Stated exercise | Show every line of the records below that contains the word "проезда".

Data rows |
==*==
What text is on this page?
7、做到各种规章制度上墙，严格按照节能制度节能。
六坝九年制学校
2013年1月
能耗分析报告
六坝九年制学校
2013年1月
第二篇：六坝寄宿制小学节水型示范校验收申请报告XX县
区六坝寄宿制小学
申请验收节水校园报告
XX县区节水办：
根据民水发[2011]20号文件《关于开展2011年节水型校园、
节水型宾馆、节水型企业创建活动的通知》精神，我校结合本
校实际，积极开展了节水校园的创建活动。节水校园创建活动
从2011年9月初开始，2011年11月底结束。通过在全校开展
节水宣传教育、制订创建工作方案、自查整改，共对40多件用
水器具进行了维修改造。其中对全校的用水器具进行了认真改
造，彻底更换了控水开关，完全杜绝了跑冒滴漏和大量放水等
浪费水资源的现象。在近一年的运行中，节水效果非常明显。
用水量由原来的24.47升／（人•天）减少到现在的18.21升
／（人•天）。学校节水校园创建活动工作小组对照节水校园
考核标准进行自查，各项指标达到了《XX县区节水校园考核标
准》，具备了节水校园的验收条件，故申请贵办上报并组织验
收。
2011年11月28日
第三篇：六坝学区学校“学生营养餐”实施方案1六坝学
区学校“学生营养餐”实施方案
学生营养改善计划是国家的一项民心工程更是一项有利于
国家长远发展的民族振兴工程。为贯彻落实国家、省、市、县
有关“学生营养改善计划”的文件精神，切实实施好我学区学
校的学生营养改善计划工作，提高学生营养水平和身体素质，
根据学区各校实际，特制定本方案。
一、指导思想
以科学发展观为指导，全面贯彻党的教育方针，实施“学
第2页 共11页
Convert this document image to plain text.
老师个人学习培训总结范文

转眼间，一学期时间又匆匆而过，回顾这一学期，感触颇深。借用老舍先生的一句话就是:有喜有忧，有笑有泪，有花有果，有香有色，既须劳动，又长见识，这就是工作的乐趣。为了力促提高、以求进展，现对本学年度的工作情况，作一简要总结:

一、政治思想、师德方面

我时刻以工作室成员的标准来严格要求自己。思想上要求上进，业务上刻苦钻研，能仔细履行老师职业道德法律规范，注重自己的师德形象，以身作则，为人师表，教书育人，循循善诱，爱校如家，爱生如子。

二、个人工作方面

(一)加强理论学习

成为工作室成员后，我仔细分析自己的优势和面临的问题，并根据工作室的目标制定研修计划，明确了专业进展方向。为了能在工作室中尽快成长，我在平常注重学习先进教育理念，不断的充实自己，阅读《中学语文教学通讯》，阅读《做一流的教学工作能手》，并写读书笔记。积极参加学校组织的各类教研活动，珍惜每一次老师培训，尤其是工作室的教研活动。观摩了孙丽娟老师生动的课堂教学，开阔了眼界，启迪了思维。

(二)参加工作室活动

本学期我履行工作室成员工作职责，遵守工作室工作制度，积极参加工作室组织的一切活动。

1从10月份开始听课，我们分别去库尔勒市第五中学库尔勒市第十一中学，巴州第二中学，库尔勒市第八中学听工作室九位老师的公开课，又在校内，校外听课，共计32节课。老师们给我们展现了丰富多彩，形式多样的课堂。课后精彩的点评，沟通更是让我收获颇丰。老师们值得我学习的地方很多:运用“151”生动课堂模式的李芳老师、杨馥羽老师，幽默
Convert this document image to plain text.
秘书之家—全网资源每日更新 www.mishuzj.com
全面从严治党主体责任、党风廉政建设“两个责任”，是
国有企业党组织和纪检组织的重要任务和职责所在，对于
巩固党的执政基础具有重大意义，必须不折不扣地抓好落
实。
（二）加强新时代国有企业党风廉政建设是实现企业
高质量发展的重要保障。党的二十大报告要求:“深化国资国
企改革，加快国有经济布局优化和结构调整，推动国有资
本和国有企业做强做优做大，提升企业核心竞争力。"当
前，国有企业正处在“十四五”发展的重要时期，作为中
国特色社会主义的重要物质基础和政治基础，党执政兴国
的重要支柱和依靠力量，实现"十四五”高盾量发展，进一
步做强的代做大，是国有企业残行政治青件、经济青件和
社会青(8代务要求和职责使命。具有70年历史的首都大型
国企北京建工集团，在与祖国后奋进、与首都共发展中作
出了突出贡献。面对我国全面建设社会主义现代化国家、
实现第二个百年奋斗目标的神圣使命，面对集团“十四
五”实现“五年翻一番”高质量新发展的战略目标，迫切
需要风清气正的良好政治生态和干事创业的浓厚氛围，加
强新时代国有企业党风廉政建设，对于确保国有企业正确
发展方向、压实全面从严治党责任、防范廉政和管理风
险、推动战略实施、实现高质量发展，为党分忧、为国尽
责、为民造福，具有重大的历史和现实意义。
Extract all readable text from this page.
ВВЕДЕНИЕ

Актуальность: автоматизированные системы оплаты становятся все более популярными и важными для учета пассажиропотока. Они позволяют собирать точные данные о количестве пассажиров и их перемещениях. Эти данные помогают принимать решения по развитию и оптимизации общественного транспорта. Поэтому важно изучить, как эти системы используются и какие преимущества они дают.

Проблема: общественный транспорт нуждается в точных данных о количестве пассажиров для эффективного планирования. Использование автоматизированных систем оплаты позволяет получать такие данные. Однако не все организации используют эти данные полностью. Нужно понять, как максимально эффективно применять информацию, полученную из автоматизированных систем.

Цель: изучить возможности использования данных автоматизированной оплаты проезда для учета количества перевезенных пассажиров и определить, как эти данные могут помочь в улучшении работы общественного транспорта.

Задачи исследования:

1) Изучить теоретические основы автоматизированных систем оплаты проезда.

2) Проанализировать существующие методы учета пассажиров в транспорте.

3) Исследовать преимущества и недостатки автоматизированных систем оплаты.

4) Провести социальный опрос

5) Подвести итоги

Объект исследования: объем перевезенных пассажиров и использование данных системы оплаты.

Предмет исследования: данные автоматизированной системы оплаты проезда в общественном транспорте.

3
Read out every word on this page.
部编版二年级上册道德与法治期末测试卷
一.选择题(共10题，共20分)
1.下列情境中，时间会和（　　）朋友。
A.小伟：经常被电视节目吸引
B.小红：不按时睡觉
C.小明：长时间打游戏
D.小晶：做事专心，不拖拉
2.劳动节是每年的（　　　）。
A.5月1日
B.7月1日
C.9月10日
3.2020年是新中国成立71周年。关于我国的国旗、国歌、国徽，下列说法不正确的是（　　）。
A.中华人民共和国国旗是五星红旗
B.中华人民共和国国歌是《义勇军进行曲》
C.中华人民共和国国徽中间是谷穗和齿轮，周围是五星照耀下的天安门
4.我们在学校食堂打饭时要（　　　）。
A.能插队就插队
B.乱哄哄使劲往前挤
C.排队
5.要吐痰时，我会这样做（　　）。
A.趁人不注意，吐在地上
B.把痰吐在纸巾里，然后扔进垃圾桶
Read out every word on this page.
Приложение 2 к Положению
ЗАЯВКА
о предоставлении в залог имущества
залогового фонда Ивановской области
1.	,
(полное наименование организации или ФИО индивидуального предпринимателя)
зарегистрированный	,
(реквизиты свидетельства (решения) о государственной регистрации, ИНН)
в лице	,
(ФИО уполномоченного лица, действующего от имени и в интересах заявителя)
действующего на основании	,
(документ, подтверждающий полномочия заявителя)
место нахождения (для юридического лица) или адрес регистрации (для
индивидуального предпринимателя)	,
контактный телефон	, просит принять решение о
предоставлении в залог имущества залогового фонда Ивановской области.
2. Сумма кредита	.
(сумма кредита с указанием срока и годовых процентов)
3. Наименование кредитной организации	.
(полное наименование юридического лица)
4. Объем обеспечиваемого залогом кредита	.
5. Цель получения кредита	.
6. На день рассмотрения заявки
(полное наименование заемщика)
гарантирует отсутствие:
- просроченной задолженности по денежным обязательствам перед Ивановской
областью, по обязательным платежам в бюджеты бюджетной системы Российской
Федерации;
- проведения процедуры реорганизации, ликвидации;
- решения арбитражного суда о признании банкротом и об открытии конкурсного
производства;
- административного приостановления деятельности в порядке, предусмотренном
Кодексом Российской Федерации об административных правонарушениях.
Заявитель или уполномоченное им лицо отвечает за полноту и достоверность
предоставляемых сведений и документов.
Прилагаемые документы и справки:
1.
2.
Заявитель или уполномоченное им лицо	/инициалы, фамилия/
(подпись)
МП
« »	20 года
==*==
Exercise output |
Цель: изучить возможности использования данных автоматизированной оплаты проезда для учета количества перевезенных пассажиров и определить, как эти данные могут помочь в улучшении работы общественного транспорта.
1) Изучить теоретические основы автоматизированных систем оплаты проезда.
Предмет исследования: данные автоматизированной системы оплаты проезда в общественном транспорте.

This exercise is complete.